[MATERIALS PROVIDED]:
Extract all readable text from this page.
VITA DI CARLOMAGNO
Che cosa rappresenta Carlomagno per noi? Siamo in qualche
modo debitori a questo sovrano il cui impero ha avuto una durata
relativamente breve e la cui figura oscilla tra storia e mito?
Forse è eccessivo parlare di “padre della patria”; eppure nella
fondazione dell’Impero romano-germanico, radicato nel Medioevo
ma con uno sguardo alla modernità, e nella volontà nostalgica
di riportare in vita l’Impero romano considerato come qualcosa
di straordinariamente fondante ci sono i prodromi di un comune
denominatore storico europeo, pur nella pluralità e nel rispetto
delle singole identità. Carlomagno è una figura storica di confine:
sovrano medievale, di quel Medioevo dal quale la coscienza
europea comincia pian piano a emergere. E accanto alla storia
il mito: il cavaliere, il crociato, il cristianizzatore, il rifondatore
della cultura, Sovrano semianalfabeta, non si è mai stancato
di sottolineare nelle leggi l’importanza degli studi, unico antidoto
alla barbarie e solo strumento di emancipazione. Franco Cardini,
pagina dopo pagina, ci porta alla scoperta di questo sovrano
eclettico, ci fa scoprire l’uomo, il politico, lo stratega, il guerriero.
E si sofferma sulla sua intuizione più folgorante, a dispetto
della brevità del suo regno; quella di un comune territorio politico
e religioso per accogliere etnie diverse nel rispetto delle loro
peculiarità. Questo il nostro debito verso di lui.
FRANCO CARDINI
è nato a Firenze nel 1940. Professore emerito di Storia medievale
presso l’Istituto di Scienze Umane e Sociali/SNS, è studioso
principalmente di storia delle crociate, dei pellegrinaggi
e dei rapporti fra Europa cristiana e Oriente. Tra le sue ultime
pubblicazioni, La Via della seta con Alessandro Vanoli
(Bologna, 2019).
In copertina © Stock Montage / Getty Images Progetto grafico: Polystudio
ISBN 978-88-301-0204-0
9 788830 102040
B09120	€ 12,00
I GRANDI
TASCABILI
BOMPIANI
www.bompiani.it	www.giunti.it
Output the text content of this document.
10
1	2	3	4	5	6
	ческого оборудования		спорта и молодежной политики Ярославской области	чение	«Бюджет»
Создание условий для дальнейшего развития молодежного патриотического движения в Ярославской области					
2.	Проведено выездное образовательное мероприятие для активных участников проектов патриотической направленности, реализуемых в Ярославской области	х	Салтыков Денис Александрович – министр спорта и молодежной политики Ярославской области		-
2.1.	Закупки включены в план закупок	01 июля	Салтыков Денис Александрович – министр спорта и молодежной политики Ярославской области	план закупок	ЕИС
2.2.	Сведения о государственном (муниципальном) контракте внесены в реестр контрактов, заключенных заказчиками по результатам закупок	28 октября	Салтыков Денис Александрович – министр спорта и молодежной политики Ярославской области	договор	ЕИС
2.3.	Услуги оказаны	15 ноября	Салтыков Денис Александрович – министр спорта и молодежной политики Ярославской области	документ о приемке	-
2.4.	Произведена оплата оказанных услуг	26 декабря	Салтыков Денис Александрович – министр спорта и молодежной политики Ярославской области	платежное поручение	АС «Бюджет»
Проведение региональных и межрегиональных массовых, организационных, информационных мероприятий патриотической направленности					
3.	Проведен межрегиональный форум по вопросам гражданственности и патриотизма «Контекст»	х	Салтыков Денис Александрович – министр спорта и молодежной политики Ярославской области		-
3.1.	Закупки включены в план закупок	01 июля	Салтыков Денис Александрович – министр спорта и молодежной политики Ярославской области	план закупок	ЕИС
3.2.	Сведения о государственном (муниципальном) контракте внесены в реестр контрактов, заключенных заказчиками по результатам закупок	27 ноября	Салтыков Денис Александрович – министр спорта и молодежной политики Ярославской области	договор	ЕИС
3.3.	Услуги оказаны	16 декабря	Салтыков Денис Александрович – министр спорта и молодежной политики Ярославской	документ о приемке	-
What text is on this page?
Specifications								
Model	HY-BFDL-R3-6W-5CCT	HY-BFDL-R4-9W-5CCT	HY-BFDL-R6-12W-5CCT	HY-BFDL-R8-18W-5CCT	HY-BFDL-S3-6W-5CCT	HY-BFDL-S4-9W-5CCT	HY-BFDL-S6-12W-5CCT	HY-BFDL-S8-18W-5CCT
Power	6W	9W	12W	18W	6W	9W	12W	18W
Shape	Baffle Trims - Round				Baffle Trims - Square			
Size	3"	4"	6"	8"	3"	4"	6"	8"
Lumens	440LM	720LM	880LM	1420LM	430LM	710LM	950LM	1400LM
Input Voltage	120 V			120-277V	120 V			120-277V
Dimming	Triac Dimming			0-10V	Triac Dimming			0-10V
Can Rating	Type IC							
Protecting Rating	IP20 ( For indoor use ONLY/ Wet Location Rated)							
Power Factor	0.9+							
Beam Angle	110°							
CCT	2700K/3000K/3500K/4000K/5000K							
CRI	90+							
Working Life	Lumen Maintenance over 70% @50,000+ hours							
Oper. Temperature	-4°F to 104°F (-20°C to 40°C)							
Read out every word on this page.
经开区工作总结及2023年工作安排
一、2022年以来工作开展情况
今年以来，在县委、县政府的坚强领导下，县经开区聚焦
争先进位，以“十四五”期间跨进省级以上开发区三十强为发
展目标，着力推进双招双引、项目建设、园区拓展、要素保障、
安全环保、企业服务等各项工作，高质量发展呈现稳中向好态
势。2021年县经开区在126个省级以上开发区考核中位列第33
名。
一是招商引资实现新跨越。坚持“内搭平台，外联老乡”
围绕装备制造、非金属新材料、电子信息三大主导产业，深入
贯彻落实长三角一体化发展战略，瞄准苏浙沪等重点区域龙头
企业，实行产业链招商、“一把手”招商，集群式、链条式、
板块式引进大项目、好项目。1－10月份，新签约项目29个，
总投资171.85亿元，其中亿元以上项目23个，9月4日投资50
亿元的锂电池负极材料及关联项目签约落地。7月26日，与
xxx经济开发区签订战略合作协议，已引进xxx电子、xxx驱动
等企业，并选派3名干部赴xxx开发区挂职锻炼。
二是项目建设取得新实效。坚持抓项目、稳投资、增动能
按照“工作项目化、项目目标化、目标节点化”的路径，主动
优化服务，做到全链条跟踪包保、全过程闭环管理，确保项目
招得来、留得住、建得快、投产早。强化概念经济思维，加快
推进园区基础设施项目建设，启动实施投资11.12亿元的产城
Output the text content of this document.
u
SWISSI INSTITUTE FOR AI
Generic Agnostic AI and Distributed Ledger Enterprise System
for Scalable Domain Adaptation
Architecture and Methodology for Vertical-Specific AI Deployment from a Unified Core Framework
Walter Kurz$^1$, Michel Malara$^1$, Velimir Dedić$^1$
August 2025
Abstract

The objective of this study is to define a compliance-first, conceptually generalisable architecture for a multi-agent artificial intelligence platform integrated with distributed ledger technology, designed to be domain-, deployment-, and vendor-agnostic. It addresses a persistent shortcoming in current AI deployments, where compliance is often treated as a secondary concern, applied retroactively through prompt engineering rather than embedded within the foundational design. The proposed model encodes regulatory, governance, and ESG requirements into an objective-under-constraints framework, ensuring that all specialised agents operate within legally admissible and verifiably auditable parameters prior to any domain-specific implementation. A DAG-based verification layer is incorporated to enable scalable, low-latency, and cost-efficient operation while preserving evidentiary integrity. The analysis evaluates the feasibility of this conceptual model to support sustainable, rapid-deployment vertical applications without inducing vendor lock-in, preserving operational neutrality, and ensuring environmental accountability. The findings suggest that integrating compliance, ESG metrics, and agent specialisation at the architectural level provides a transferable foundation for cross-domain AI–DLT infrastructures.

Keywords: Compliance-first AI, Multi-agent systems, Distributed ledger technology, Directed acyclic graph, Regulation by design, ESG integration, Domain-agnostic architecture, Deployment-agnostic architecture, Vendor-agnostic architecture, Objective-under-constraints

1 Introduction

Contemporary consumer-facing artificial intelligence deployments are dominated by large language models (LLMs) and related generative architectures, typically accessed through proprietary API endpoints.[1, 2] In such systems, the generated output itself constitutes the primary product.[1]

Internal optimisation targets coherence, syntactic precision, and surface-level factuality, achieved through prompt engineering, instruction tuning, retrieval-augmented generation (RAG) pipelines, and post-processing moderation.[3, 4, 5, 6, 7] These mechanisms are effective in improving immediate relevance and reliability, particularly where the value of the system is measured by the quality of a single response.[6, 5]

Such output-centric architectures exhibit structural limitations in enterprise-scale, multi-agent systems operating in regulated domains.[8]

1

[GOAL]:
Search the lines for the word "medievale" and report how many contain it, by number only.

[PROBLEM SOLUTION]:
2